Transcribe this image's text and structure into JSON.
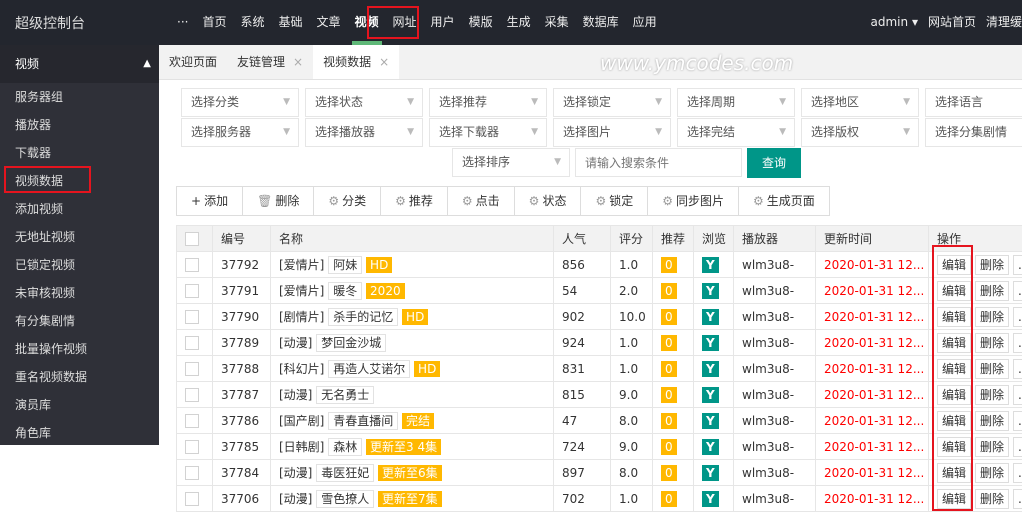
{
  "header": {
    "title": "超级控制台",
    "more": "···",
    "nav": [
      "首页",
      "系统",
      "基础",
      "文章",
      "视频",
      "网址",
      "用户",
      "模版",
      "生成",
      "采集",
      "数据库",
      "应用"
    ],
    "active": "视频",
    "user": "admin",
    "links": [
      "网站首页",
      "清理缓"
    ]
  },
  "sidebar": {
    "title": "视频",
    "items": [
      "服务器组",
      "播放器",
      "下载器",
      "视频数据",
      "添加视频",
      "无地址视频",
      "已锁定视频",
      "未审核视频",
      "有分集剧情",
      "批量操作视频",
      "重名视频数据",
      "演员库",
      "角色库"
    ]
  },
  "tabs": [
    {
      "label": "欢迎页面",
      "closable": false
    },
    {
      "label": "友链管理",
      "closable": true
    },
    {
      "label": "视频数据",
      "closable": true,
      "active": true
    }
  ],
  "filters": {
    "row1": [
      "选择分类",
      "选择状态",
      "选择推荐",
      "选择锁定",
      "选择周期",
      "选择地区",
      "选择语言"
    ],
    "row2": [
      "选择服务器",
      "选择播放器",
      "选择下载器",
      "选择图片",
      "选择完结",
      "选择版权",
      "选择分集剧情"
    ],
    "sort": "选择排序",
    "search_placeholder": "请输入搜索条件",
    "search_button": "查询"
  },
  "toolbar": [
    {
      "icon": "plus-icon",
      "label": "添加"
    },
    {
      "icon": "trash-icon",
      "label": "删除"
    },
    {
      "icon": "gear-icon",
      "label": "分类"
    },
    {
      "icon": "gear-icon",
      "label": "推荐"
    },
    {
      "icon": "gear-icon",
      "label": "点击"
    },
    {
      "icon": "gear-icon",
      "label": "状态"
    },
    {
      "icon": "gear-icon",
      "label": "锁定"
    },
    {
      "icon": "gear-icon",
      "label": "同步图片"
    },
    {
      "icon": "gear-icon",
      "label": "生成页面"
    }
  ],
  "table": {
    "headers": [
      "编号",
      "名称",
      "人气",
      "评分",
      "推荐",
      "浏览",
      "播放器",
      "更新时间",
      "操作"
    ],
    "rows": [
      {
        "id": "37792",
        "cat": "[爱情片]",
        "name": "阿妹",
        "tag": "HD",
        "hits": "856",
        "score": "1.0",
        "rec": "0",
        "view": "Y",
        "player": "wlm3u8-",
        "time": "2020-01-31 12..."
      },
      {
        "id": "37791",
        "cat": "[爱情片]",
        "name": "暖冬",
        "tag": "2020",
        "hits": "54",
        "score": "2.0",
        "rec": "0",
        "view": "Y",
        "player": "wlm3u8-",
        "time": "2020-01-31 12..."
      },
      {
        "id": "37790",
        "cat": "[剧情片]",
        "name": "杀手的记忆",
        "tag": "HD",
        "hits": "902",
        "score": "10.0",
        "rec": "0",
        "view": "Y",
        "player": "wlm3u8-",
        "time": "2020-01-31 12..."
      },
      {
        "id": "37789",
        "cat": "[动漫]",
        "name": "梦回金沙城",
        "tag": "",
        "hits": "924",
        "score": "1.0",
        "rec": "0",
        "view": "Y",
        "player": "wlm3u8-",
        "time": "2020-01-31 12..."
      },
      {
        "id": "37788",
        "cat": "[科幻片]",
        "name": "再造人艾诺尔",
        "tag": "HD",
        "hits": "831",
        "score": "1.0",
        "rec": "0",
        "view": "Y",
        "player": "wlm3u8-",
        "time": "2020-01-31 12..."
      },
      {
        "id": "37787",
        "cat": "[动漫]",
        "name": "无名勇士",
        "tag": "",
        "hits": "815",
        "score": "9.0",
        "rec": "0",
        "view": "Y",
        "player": "wlm3u8-",
        "time": "2020-01-31 12..."
      },
      {
        "id": "37786",
        "cat": "[国产剧]",
        "name": "青春直播间",
        "tag": "完结",
        "hits": "47",
        "score": "8.0",
        "rec": "0",
        "view": "Y",
        "player": "wlm3u8-",
        "time": "2020-01-31 12..."
      },
      {
        "id": "37785",
        "cat": "[日韩剧]",
        "name": "森林",
        "tag": "更新至3 4集",
        "hits": "724",
        "score": "9.0",
        "rec": "0",
        "view": "Y",
        "player": "wlm3u8-",
        "time": "2020-01-31 12..."
      },
      {
        "id": "37784",
        "cat": "[动漫]",
        "name": "毒医狂妃",
        "tag": "更新至6集",
        "hits": "897",
        "score": "8.0",
        "rec": "0",
        "view": "Y",
        "player": "wlm3u8-",
        "time": "2020-01-31 12..."
      },
      {
        "id": "37706",
        "cat": "[动漫]",
        "name": "雪色撩人",
        "tag": "更新至7集",
        "hits": "702",
        "score": "1.0",
        "rec": "0",
        "view": "Y",
        "player": "wlm3u8-",
        "time": "2020-01-31 12..."
      }
    ],
    "actions": [
      "编辑",
      "删除",
      "..."
    ]
  },
  "watermark": "www.ymcodes.com",
  "colors": {
    "topbar": "#23262e",
    "accent": "#009688",
    "tag": "#ffb800",
    "time": "#ff0000",
    "highlight": "#e5141e"
  }
}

--------

WHAT THE TASK ASKS => Restate the records word for word, omitting images.

RIGHT ANSWER =>
Transcribe this image's text and structure into JSON.
{
  "header": {
    "title": "超级控制台",
    "more": "···",
    "nav": [
      "首页",
      "系统",
      "基础",
      "文章",
      "视频",
      "网址",
      "用户",
      "模版",
      "生成",
      "采集",
      "数据库",
      "应用"
    ],
    "active": "视频",
    "user": "admin",
    "links": [
      "网站首页",
      "清理缓"
    ]
  },
  "sidebar": {
    "title": "视频",
    "items": [
      "服务器组",
      "播放器",
      "下载器",
      "视频数据",
      "添加视频",
      "无地址视频",
      "已锁定视频",
      "未审核视频",
      "有分集剧情",
      "批量操作视频",
      "重名视频数据",
      "演员库",
      "角色库"
    ]
  },
  "tabs": [
    {
      "label": "欢迎页面",
      "closable": false
    },
    {
      "label": "友链管理",
      "closable": true
    },
    {
      "label": "视频数据",
      "closable": true,
      "active": true
    }
  ],
  "filters": {
    "row1": [
      "选择分类",
      "选择状态",
      "选择推荐",
      "选择锁定",
      "选择周期",
      "选择地区",
      "选择语言"
    ],
    "row2": [
      "选择服务器",
      "选择播放器",
      "选择下载器",
      "选择图片",
      "选择完结",
      "选择版权",
      "选择分集剧情"
    ],
    "sort": "选择排序",
    "search_placeholder": "请输入搜索条件",
    "search_button": "查询"
  },
  "toolbar": [
    {
      "icon": "plus-icon",
      "label": "添加"
    },
    {
      "icon": "trash-icon",
      "label": "删除"
    },
    {
      "icon": "gear-icon",
      "label": "分类"
    },
    {
      "icon": "gear-icon",
      "label": "推荐"
    },
    {
      "icon": "gear-icon",
      "label": "点击"
    },
    {
      "icon": "gear-icon",
      "label": "状态"
    },
    {
      "icon": "gear-icon",
      "label": "锁定"
    },
    {
      "icon": "gear-icon",
      "label": "同步图片"
    },
    {
      "icon": "gear-icon",
      "label": "生成页面"
    }
  ],
  "table": {
    "headers": [
      "编号",
      "名称",
      "人气",
      "评分",
      "推荐",
      "浏览",
      "播放器",
      "更新时间",
      "操作"
    ],
    "rows": [
      {
        "id": "37792",
        "cat": "[爱情片]",
        "name": "阿妹",
        "tag": "HD",
        "hits": "856",
        "score": "1.0",
        "rec": "0",
        "view": "Y",
        "player": "wlm3u8-",
        "time": "2020-01-31 12..."
      },
      {
        "id": "37791",
        "cat": "[爱情片]",
        "name": "暖冬",
        "tag": "2020",
        "hits": "54",
        "score": "2.0",
        "rec": "0",
        "view": "Y",
        "player": "wlm3u8-",
        "time": "2020-01-31 12..."
      },
      {
        "id": "37790",
        "cat": "[剧情片]",
        "name": "杀手的记忆",
        "tag": "HD",
        "hits": "902",
        "score": "10.0",
        "rec": "0",
        "view": "Y",
        "player": "wlm3u8-",
        "time": "2020-01-31 12..."
      },
      {
        "id": "37789",
        "cat": "[动漫]",
        "name": "梦回金沙城",
        "tag": "",
        "hits": "924",
        "score": "1.0",
        "rec": "0",
        "view": "Y",
        "player": "wlm3u8-",
        "time": "2020-01-31 12..."
      },
      {
        "id": "37788",
        "cat": "[科幻片]",
        "name": "再造人艾诺尔",
        "tag": "HD",
        "hits": "831",
        "score": "1.0",
        "rec": "0",
        "view": "Y",
        "player": "wlm3u8-",
        "time": "2020-01-31 12..."
      },
      {
        "id": "37787",
        "cat": "[动漫]",
        "name": "无名勇士",
        "tag": "",
        "hits": "815",
        "score": "9.0",
        "rec": "0",
        "view": "Y",
        "player": "wlm3u8-",
        "time": "2020-01-31 12..."
      },
      {
        "id": "37786",
        "cat": "[国产剧]",
        "name": "青春直播间",
        "tag": "完结",
        "hits": "47",
        "score": "8.0",
        "rec": "0",
        "view": "Y",
        "player": "wlm3u8-",
        "time": "2020-01-31 12..."
      },
      {
        "id": "37785",
        "cat": "[日韩剧]",
        "name": "森林",
        "tag": "更新至3 4集",
        "hits": "724",
        "score": "9.0",
        "rec": "0",
        "view": "Y",
        "player": "wlm3u8-",
        "time": "2020-01-31 12..."
      },
      {
        "id": "37784",
        "cat": "[动漫]",
        "name": "毒医狂妃",
        "tag": "更新至6集",
        "hits": "897",
        "score": "8.0",
        "rec": "0",
        "view": "Y",
        "player": "wlm3u8-",
        "time": "2020-01-31 12..."
      },
      {
        "id": "37706",
        "cat": "[动漫]",
        "name": "雪色撩人",
        "tag": "更新至7集",
        "hits": "702",
        "score": "1.0",
        "rec": "0",
        "view": "Y",
        "player": "wlm3u8-",
        "time": "2020-01-31 12..."
      }
    ],
    "actions": [
      "编辑",
      "删除",
      "..."
    ]
  },
  "watermark": "www.ymcodes.com",
  "colors": {
    "topbar": "#23262e",
    "accent": "#009688",
    "tag": "#ffb800",
    "time": "#ff0000",
    "highlight": "#e5141e"
  }
}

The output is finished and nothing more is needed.